▸ **Problem details**
Where a line in the listing below contains the word "发文件传送", copy that line.

▸ **Given data**
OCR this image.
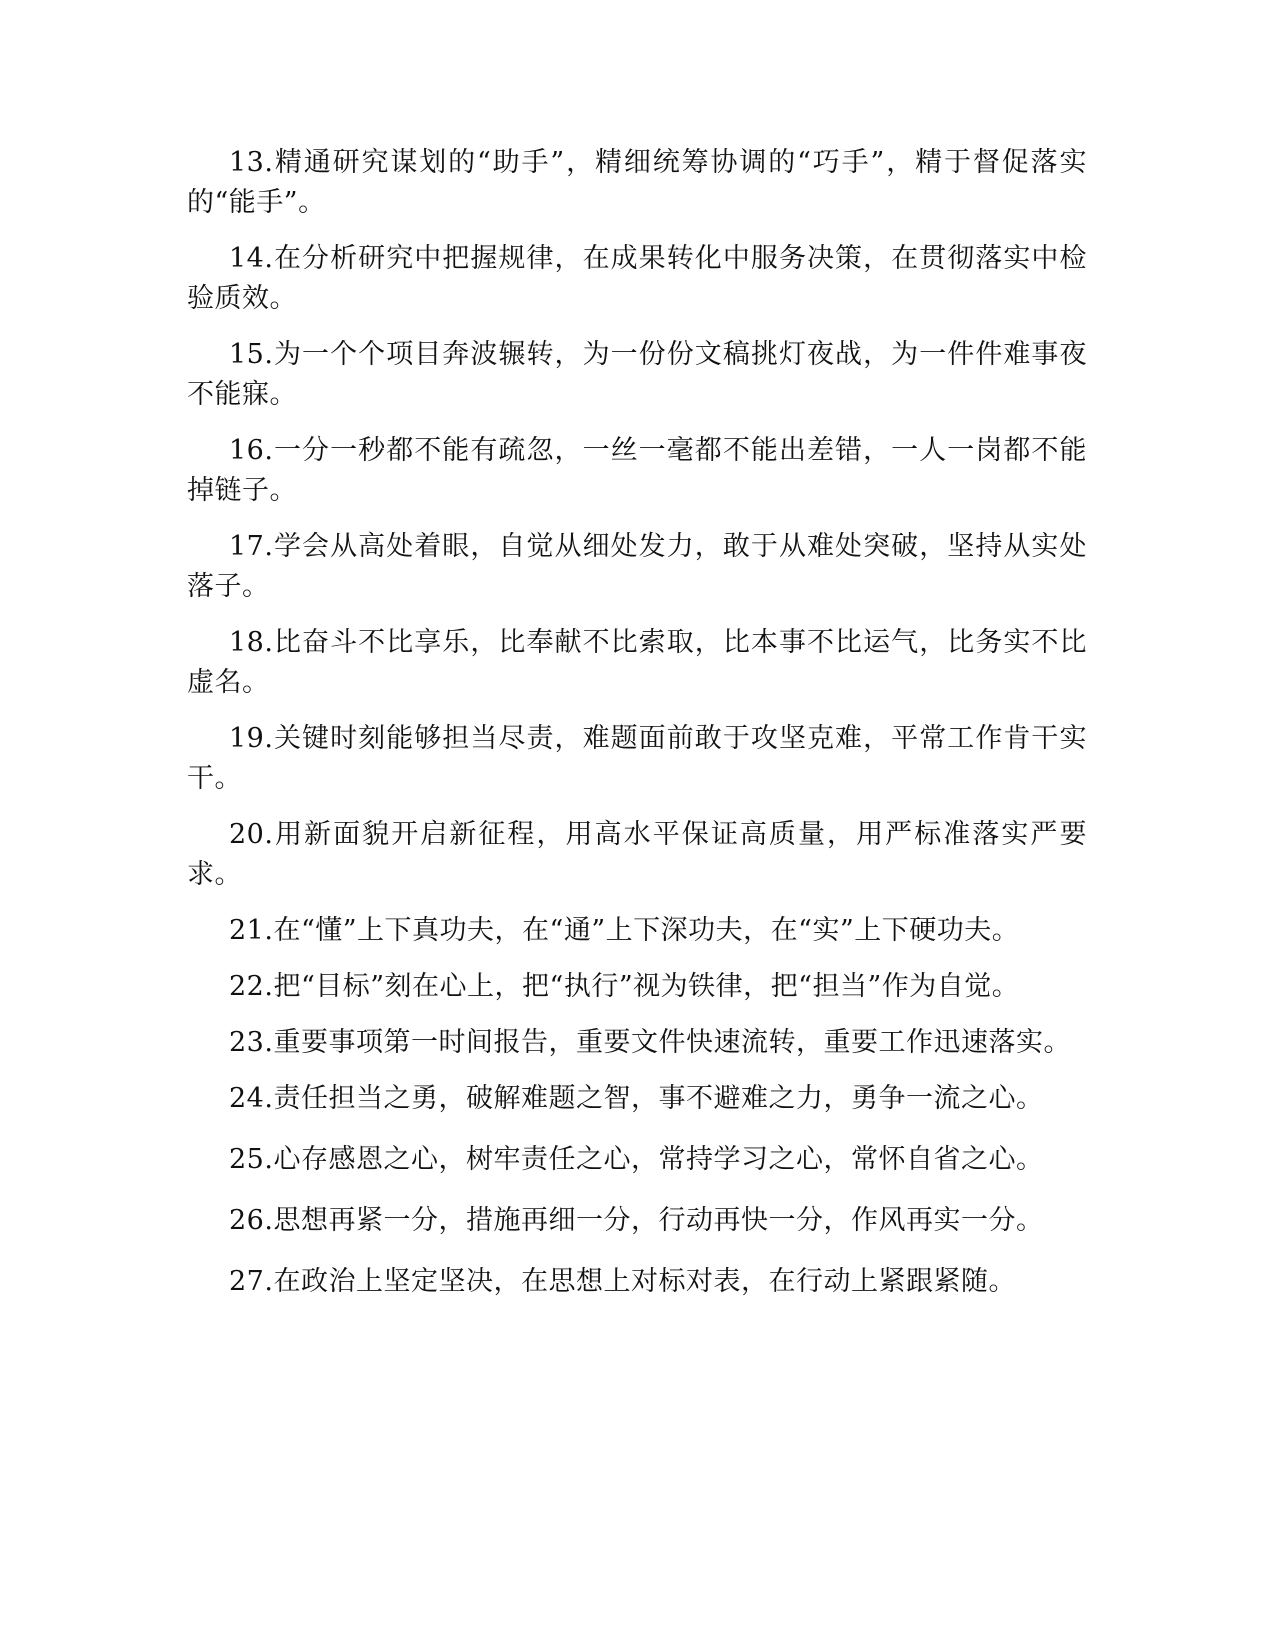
13.精通研究谋划的“助手”，精细统筹协调的“巧手”，精于督促落实的“能手”。

14.在分析研究中把握规律，在成果转化中服务决策，在贯彻落实中检验质效。

15.为一个个项目奔波辗转，为一份份文稿挑灯夜战，为一件件难事夜不能寐。

16.一分一秒都不能有疏忽，一丝一毫都不能出差错，一人一岗都不能掉链子。

17.学会从高处着眼，自觉从细处发力，敢于从难处突破，坚持从实处落子。

18.比奋斗不比享乐，比奉献不比索取，比本事不比运气，比务实不比虚名。

19.关键时刻能够担当尽责，难题面前敢于攻坚克难，平常工作肯干实干。

20.用新面貌开启新征程，用高水平保证高质量，用严标准落实严要求。

21.在“懂”上下真功夫，在“通”上下深功夫，在“实”上下硬功夫。

22.把“目标”刻在心上，把“执行”视为铁律，把“担当”作为自觉。

23.重要事项第一时间报告，重要文件快速流转，重要工作迅速落实。

24.责任担当之勇，破解难题之智，事不避难之力，勇争一流之心。

25.心存感恩之心，树牢责任之心，常持学习之心，常怀自省之心。

26.思想再紧一分，措施再细一分，行动再快一分，作风再实一分。

27.在政治上坚定坚决，在思想上对标对表，在行动上紧跟紧随。
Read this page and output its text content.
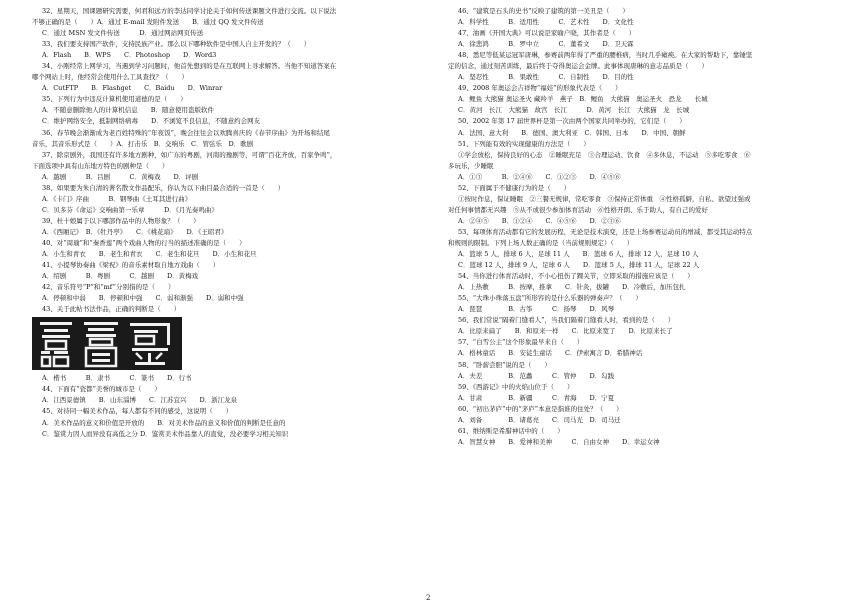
32、星期天，国课题研究需要，何君和远方的李达同学讨论关于如何传送课题文件进行交流。以下说法
不够正确的是（　　）A．通过 E-mail 发附件发送　　B．通过 QQ 发文件传送
C．通过 MSN 发文件传送　　　D．通过网站网页传送
33、我们要支持国产软件，支持民族产业。那么以下哪种软件是中国人自主开发的？（　　）
A．Flash　　B．WPS　　C．Photoshop　　D．Word3
34、小刚经常上网学习，当遇到学习问题时，他首先想到的是在互联网上寻求解答。当他不知道答案在
哪个网站上时，他经常会使用什么工具查找？（　　）
A．CutFTP　　B．Flashget　　C．Baidu　　D．Winrar
35、下列行为中违反计算机使用道德的是（　　）
A．不随意删除他人的计算机信息　　B．随意使用盗版软件
C．维护网络安全，抵制网络病毒　　D．不浏览不良信息，不随意约会网友
36、春节晚会渐渐成为老百姓特殊的“年夜饭”，晚会往往会以欢腾喜庆的《春节序曲》为开场和结尾
音乐，其音乐形式是（　　）A．打击乐　B．交响乐　C．管弦乐　D．歌剧
37、除京剧外，我国还有许多地方剧种，如广东的粤剧，河南的豫剧等，可谓“百花齐放，百家争鸣”，
下面选项中具有山东地方特色的剧种是（　　）
A．越剧　　　B．吕剧　　　C．黄梅戏　　D．评剧
38、如果要为朱自清的著名散文作品配乐，你认为以下曲目最合适的一首是（　　）
A．《卡门》序曲　　　B．钢琴曲《土耳其进行曲》
C．贝多芬《命运》交响曲第一乐章　　　D．《月光奏鸣曲》
39、杜十娘属于以下哪部作品中的人物形象？（　　）
A．《西厢记》　B．《牡丹亭》　　C．《桃花扇》　　D．《王昭君》
40、对“周瑜”和“秦香莲”两个戏曲人物的行当的描述准确的是（　　）
A．小生和青衣　　B．老生和青衣　　C．老生和花旦　　D．小生和花旦
41、小提琴协奏曲《梁祝》的音乐素材取自地方戏曲（　　）
A．绍剧　　　B．粤剧　　　C．越剧　　D．黄梅戏
42、音乐符号“P”和“mf”分别指的是（　　）
A．停顿和中弱　　B．停顿和中强　　C．弱和渐强　　D．弱和中强
43、关于此帖书法作品，正确的判断是（　　）
A．楷书　　　B．隶书　　　C．篆书　　D．行书
44、下面有“瓷都”美誉的城市是（　　）
A．江西景德镇　　B．山东淄博　　C．江苏宜兴　　D．浙江龙泉
45、对待同一幅美术作品，每人都有不同的感受，这说明（　　）
A．美术作品的意义和价值是开放的　　B．对美术作品的意义和价值的判断是任意的
C．鉴赏力因人而异没有高低之分 D．鉴赏美术作品靠人的直觉，没必要学习相关知识
46、“建筑是石头的史书”反映了建筑的第一美丑是（　　）
A．科学性　　　B．适用性　　　C．艺术性　　D．文化性
47、油画《开国大典》可以说是家喻户晓，其作者是（　　）
A．徐悲鸿　　　B．罗中立　　　C．董希文　　D．卫天霖
48、悉尼等低某运冠军唐琳，参赛前两年得了严重的腰椎病，当时几乎瘫痪。在大家的帮助下，靠锤坚
定的信念，通过刻苦训练，最后终于夺得奥运会金牌。此事体现唐琳的意志品质是（　　）
A．坚忍性　　　B．果敢性　　　C．自制性　　D．目的性
49、2008 年奥运会吉祥物“福娃”的形象代表是（　　）
A．鲤鱼 大熊猫 奥运圣火 藏羚羊　燕子　B．鲤鱼　大熊猫　奥运圣火　恐龙　　长城
C．黄河　长江　大熊猫　故宫　长江　　　D．黄河　长江　大熊猫　龙　长城
50、2002 年第 17 届世界杯是第一次由两个国家共同举办的，它们是（　　）
A．法国、意大利　　B．德国、澳大利亚　C．韩国、日本　　D．中国、朝鲜
51、下列能有效的实现健康的方法是（　　）
①学会放松，保持良好的心态　②睡眠充足　③合理运动、饮食　④多休息，不运动　⑤多吃零食　⑥
多玩乐，少睡眠
A．①③　　　B．②④⑥　　C．①②③　　D．④⑤⑥
52、下面属于不健康行为的是（　　）
①按时作息，保证睡眠　②三餐无规律，常吃零食　③保持正常体重　④性格孤僻，自私、欲望过强或
对任何事情都无兴趣　⑤从不或很少参加体育活动　⑥性格开朗、乐于助人，有自己的爱好
A．②④⑤　　B．①②④　　C．④⑤⑥　　D．②③⑥
53、每项体育活动都有它的发展历程，无论是技术演变，还是上场参赛运动员的增减，都受其运动特点
和规则的限制。下列上场人数正确的是（当前规则规定）（　　）
A．篮球 5 人，排球 6 人，足球 11 人　　B．篮球 6 人，排球 12 人，足球 10 人
C．篮球 12 人，排球 9 人，足球 6 人　　D．篮球 5 人，排球 11 人，足球 22 人
54、当你进行体育活动时，不小心扭伤了踝关节，立即采取的措施应该是（　　）
A．上热敷　　　B．按摩，推拿　　C．针灸，拔罐　　D．冷敷后，加压包扎
55、“大珠小珠落玉盘”所形容的是什么乐器的弹奏声？（　　）
A．琵琶　　　　B．古筝　　　C．扬琴　　D．风琴
56、我们常说“隔着门缝看人”，当我们隔着门缝看人时，看到的是（　　）
A．比原来扁了　　B．和原来一样　　C．比原来宽了　　D．比原来长了
57、“白雪公主”这个形象最早来自（　　）
A．格林童话　　B．安徒生童话　　C．伊索寓言 D．希腊神话
58、“卧薪尝胆”说的是（　　）
A．夫差　　　　B．范蠡　　　C．管仲　　D．勾践
59、《西游记》中的火焰山位于（　　）
A．甘肃　　　　B．新疆　　　C．青海　　D．宁夏
60、“初出茅庐”中的“茅庐”本意是指谁的住处？（　　）
A．刘备　　　　B．诸葛亮　　C．司马光　D．司马迁
61、维纳斯是希腊神话中的（　　）
A．智慧女神　　B．爱神和美神　　　C．自由女神　　D．幸运女神
2
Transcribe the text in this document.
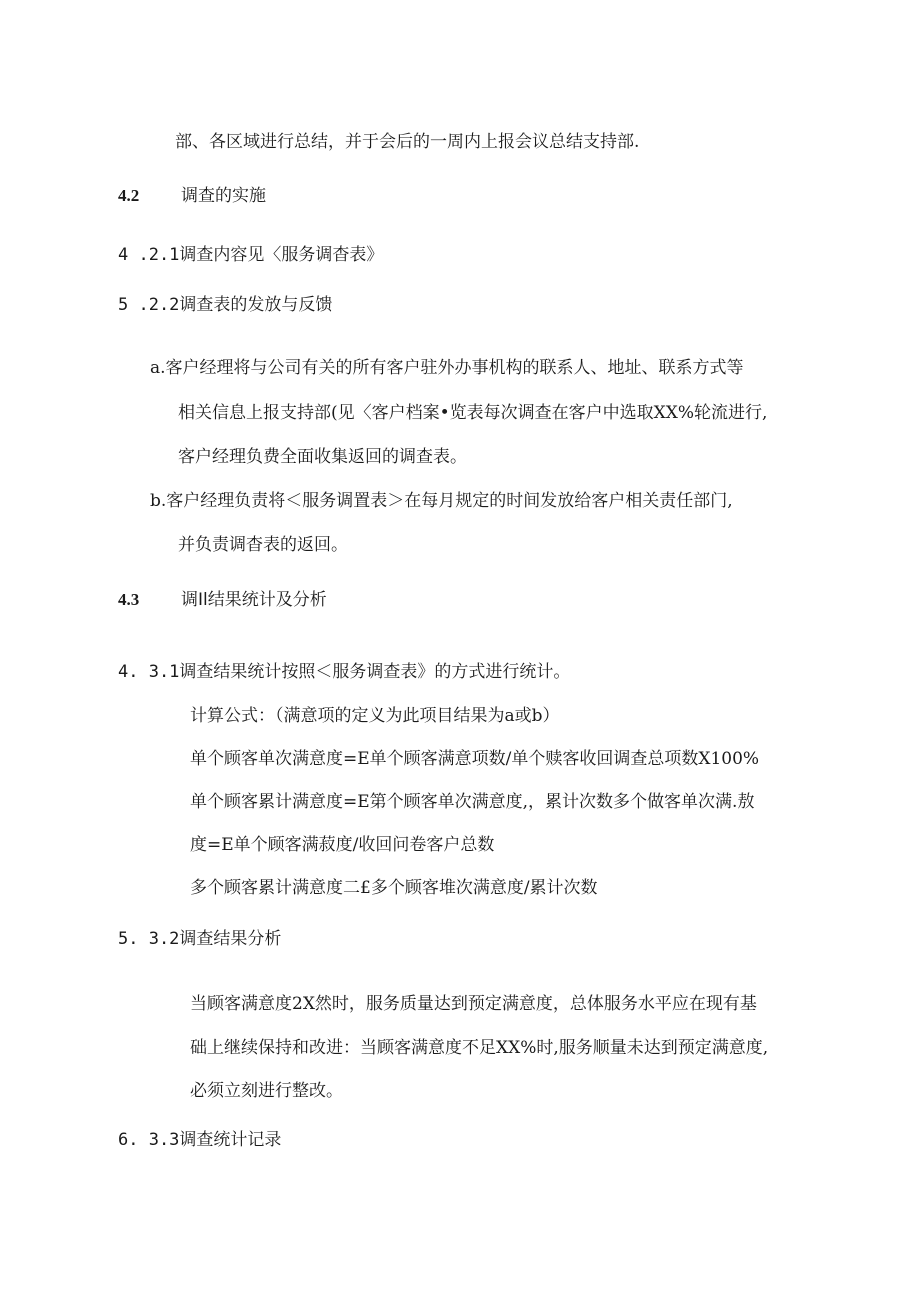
部、各区域进行总结，并于会后的一周内上报会议总结支持部.
4.2 调查的实施
4 .2.1调查内容见〈服务调杳表》
5 .2.2调查表的发放与反馈
a.客户经理将与公司有关的所有客户驻外办事机构的联系人、地址、联系方式等
相关信息上报支持部(见〈客户档案•览表每次调查在客户中选取XX%轮流进行,
客户经理负费全面收集返回的调查表。
b.客户经理负责将＜服务调置表＞在每月规定的时间发放给客户相关责任部门,
并负责调杳表的返回。
4.3 调Il结果统计及分析
4. 3.1调查结果统计按照＜服务调查表》的方式进行统计。
计算公式：（满意项的定义为此项目结果为a或b）
单个顾客单次满意度=E单个顾客满意项数/单个赎客收回调查总项数X100%
单个顾客累计满意度=E第个顾客单次满意度,，累计次数多个做客单次满.敖
度=E单个顾客满菽度/收回问卷客户总数
多个顾客累计满意度二£多个顾客堆次满意度/累计次数
5. 3.2调查结果分析
当顾客满意度2X然时，服务质量达到预定满意度，总体服务水平应在现有基
础上继续保持和改进：当顾客满意度不足XX%时,服务顺量未达到预定满意度,
必须立刻进行整改。
6. 3.3调查统计记录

▸ **Answer to the problem**
不够正确的是（　　）A．通过 E-mail 发附件发送　　B．通过 QQ 发文件传送
C．通过 MSN 发文件传送　　　D．通过网站网页传送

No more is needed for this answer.